Task: Restate each entry word for word, leaving nothing out.

Records provided:
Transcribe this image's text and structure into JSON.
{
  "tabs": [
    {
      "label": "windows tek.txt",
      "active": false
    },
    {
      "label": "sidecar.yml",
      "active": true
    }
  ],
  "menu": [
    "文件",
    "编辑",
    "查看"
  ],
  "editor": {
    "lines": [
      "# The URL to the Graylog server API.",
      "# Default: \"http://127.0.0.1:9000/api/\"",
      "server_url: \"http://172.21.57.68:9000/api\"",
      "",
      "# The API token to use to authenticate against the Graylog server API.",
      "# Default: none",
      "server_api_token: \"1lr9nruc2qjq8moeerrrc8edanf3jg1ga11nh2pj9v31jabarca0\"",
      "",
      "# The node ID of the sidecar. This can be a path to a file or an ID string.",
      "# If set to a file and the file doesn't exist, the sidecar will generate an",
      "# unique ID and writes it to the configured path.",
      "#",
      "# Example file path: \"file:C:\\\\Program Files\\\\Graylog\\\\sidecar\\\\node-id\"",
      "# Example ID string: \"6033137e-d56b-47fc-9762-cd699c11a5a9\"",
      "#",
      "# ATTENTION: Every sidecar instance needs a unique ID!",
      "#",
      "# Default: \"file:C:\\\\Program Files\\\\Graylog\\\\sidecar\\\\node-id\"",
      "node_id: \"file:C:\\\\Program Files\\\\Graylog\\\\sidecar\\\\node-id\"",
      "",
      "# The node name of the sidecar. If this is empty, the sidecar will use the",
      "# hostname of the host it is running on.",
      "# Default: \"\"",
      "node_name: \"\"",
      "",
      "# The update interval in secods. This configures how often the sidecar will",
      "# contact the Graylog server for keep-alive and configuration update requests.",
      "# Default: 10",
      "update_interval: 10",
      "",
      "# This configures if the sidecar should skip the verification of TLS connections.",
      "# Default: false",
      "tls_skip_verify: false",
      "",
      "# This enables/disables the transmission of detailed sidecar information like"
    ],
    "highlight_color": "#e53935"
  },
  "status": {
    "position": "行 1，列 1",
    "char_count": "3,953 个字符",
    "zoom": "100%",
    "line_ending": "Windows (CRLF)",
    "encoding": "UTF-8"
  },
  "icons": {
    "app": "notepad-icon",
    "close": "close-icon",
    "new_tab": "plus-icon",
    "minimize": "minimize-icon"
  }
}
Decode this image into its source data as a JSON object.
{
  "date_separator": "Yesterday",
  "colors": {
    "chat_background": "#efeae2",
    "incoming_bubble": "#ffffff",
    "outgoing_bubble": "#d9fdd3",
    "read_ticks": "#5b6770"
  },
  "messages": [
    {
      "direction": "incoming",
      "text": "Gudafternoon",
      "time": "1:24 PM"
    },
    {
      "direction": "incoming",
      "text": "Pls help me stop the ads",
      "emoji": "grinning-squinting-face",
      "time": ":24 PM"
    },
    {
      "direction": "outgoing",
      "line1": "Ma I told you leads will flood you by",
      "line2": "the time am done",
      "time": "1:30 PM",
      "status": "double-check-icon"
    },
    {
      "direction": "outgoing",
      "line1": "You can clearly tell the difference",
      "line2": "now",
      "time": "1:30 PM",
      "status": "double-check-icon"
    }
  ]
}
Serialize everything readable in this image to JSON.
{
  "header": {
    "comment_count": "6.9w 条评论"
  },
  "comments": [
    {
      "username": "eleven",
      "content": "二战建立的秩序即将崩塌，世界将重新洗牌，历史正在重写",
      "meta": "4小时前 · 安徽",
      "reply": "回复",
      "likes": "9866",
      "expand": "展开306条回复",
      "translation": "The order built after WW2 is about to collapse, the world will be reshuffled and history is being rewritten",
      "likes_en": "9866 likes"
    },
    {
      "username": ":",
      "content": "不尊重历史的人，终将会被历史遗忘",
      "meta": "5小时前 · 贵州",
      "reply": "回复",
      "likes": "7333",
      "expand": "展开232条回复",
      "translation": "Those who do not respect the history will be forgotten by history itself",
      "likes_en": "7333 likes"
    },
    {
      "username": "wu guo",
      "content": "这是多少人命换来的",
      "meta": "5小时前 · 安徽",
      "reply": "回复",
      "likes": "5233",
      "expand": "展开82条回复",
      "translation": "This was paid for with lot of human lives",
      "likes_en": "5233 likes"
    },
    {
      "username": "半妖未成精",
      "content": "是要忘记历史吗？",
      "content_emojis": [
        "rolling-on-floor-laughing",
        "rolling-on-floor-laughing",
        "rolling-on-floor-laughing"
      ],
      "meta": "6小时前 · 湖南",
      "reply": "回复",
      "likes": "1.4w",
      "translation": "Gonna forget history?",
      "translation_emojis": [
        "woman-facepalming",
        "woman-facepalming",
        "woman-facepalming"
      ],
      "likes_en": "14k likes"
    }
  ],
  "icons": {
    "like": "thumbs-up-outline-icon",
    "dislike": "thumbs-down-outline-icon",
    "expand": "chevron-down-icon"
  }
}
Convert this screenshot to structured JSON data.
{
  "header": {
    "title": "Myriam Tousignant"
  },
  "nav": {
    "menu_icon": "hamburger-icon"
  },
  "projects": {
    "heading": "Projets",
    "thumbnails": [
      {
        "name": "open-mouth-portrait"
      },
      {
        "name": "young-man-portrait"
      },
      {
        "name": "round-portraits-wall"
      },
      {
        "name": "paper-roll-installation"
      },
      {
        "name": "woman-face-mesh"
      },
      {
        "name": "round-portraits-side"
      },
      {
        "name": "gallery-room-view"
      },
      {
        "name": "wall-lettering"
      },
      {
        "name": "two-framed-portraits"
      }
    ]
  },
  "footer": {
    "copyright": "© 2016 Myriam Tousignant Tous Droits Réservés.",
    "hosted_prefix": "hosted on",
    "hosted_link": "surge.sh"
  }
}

Task output:
Transcribe this image's text and structure into JSON.
{
  "tabs": [
    {
      "label": "windows tek.txt",
      "active": false
    },
    {
      "label": "sidecar.yml",
      "active": true
    }
  ],
  "menu": [
    "文件",
    "编辑",
    "查看"
  ],
  "editor": {
    "lines": [
      "# The URL to the Graylog server API.",
      "# Default: \"http://127.0.0.1:9000/api/\"",
      "server_url: \"http://172.21.57.68:9000/api\"",
      "",
      "# The API token to use to authenticate against the Graylog server API.",
      "# Default: none",
      "server_api_token: \"1lr9nruc2qjq8moeerrrc8edanf3jg1ga11nh2pj9v31jabarca0\"",
      "",
      "# The node ID of the sidecar. This can be a path to a file or an ID string.",
      "# If set to a file and the file doesn't exist, the sidecar will generate an",
      "# unique ID and writes it to the configured path.",
      "#",
      "# Example file path: \"file:C:\\\\Program Files\\\\Graylog\\\\sidecar\\\\node-id\"",
      "# Example ID string: \"6033137e-d56b-47fc-9762-cd699c11a5a9\"",
      "#",
      "# ATTENTION: Every sidecar instance needs a unique ID!",
      "#",
      "# Default: \"file:C:\\\\Program Files\\\\Graylog\\\\sidecar\\\\node-id\"",
      "node_id: \"file:C:\\\\Program Files\\\\Graylog\\\\sidecar\\\\node-id\"",
      "",
      "# The node name of the sidecar. If this is empty, the sidecar will use the",
      "# hostname of the host it is running on.",
      "# Default: \"\"",
      "node_name: \"\"",
      "",
      "# The update interval in secods. This configures how often the sidecar will",
      "# contact the Graylog server for keep-alive and configuration update requests.",
      "# Default: 10",
      "update_interval: 10",
      "",
      "# This configures if the sidecar should skip the verification of TLS connections.",
      "# Default: false",
      "tls_skip_verify: false",
      "",
      "# This enables/disables the transmission of detailed sidecar information like"
    ],
    "highlight_color": "#e53935"
  },
  "status": {
    "position": "行 1，列 1",
    "char_count": "3,953 个字符",
    "zoom": "100%",
    "line_ending": "Windows (CRLF)",
    "encoding": "UTF-8"
  },
  "icons": {
    "app": "notepad-icon",
    "close": "close-icon",
    "new_tab": "plus-icon",
    "minimize": "minimize-icon"
  }
}
Decode this image into its source data as a JSON object.
{
  "date_separator": "Yesterday",
  "colors": {
    "chat_background": "#efeae2",
    "incoming_bubble": "#ffffff",
    "outgoing_bubble": "#d9fdd3",
    "read_ticks": "#5b6770"
  },
  "messages": [
    {
      "direction": "incoming",
      "text": "Gudafternoon",
      "time": "1:24 PM"
    },
    {
      "direction": "incoming",
      "text": "Pls help me stop the ads",
      "emoji": "grinning-squinting-face",
      "time": ":24 PM"
    },
    {
      "direction": "outgoing",
      "line1": "Ma I told you leads will flood you by",
      "line2": "the time am done",
      "time": "1:30 PM",
      "status": "double-check-icon"
    },
    {
      "direction": "outgoing",
      "line1": "You can clearly tell the difference",
      "line2": "now",
      "time": "1:30 PM",
      "status": "double-check-icon"
    }
  ]
}
Serialize everything readable in this image to JSON.
{
  "header": {
    "comment_count": "6.9w 条评论"
  },
  "comments": [
    {
      "username": "eleven",
      "content": "二战建立的秩序即将崩塌，世界将重新洗牌，历史正在重写",
      "meta": "4小时前 · 安徽",
      "reply": "回复",
      "likes": "9866",
      "expand": "展开306条回复",
      "translation": "The order built after WW2 is about to collapse, the world will be reshuffled and history is being rewritten",
      "likes_en": "9866 likes"
    },
    {
      "username": ":",
      "content": "不尊重历史的人，终将会被历史遗忘",
      "meta": "5小时前 · 贵州",
      "reply": "回复",
      "likes": "7333",
      "expand": "展开232条回复",
      "translation": "Those who do not respect the history will be forgotten by history itself",
      "likes_en": "7333 likes"
    },
    {
      "username": "wu guo",
      "content": "这是多少人命换来的",
      "meta": "5小时前 · 安徽",
      "reply": "回复",
      "likes": "5233",
      "expand": "展开82条回复",
      "translation": "This was paid for with lot of human lives",
      "likes_en": "5233 likes"
    },
    {
      "username": "半妖未成精",
      "content": "是要忘记历史吗？",
      "content_emojis": [
        "rolling-on-floor-laughing",
        "rolling-on-floor-laughing",
        "rolling-on-floor-laughing"
      ],
      "meta": "6小时前 · 湖南",
      "reply": "回复",
      "likes": "1.4w",
      "translation": "Gonna forget history?",
      "translation_emojis": [
        "woman-facepalming",
        "woman-facepalming",
        "woman-facepalming"
      ],
      "likes_en": "14k likes"
    }
  ],
  "icons": {
    "like": "thumbs-up-outline-icon",
    "dislike": "thumbs-down-outline-icon",
    "expand": "chevron-down-icon"
  }
}
Convert this screenshot to structured JSON data.
{
  "header": {
    "title": "Myriam Tousignant"
  },
  "nav": {
    "menu_icon": "hamburger-icon"
  },
  "projects": {
    "heading": "Projets",
    "thumbnails": [
      {
        "name": "open-mouth-portrait"
      },
      {
        "name": "young-man-portrait"
      },
      {
        "name": "round-portraits-wall"
      },
      {
        "name": "paper-roll-installation"
      },
      {
        "name": "woman-face-mesh"
      },
      {
        "name": "round-portraits-side"
      },
      {
        "name": "gallery-room-view"
      },
      {
        "name": "wall-lettering"
      },
      {
        "name": "two-framed-portraits"
      }
    ]
  },
  "footer": {
    "copyright": "© 2016 Myriam Tousignant Tous Droits Réservés.",
    "hosted_prefix": "hosted on",
    "hosted_link": "surge.sh"
  }
}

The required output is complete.